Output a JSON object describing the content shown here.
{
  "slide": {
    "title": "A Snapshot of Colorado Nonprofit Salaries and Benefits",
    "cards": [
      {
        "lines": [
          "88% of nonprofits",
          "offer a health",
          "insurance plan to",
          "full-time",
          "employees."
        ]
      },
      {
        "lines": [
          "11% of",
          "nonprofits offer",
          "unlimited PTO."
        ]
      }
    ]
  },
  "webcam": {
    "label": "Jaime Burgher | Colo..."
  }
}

SHORT TASK. Retype the listing above in full, with no alterations.

WRITTEN ANSWER.
Output a JSON object describing the content shown here.
{
  "slide": {
    "title": "A Snapshot of Colorado Nonprofit Salaries and Benefits",
    "cards": [
      {
        "lines": [
          "88% of nonprofits",
          "offer a health",
          "insurance plan to",
          "full-time",
          "employees."
        ]
      },
      {
        "lines": [
          "11% of",
          "nonprofits offer",
          "unlimited PTO."
        ]
      }
    ]
  },
  "webcam": {
    "label": "Jaime Burgher | Colo..."
  }
}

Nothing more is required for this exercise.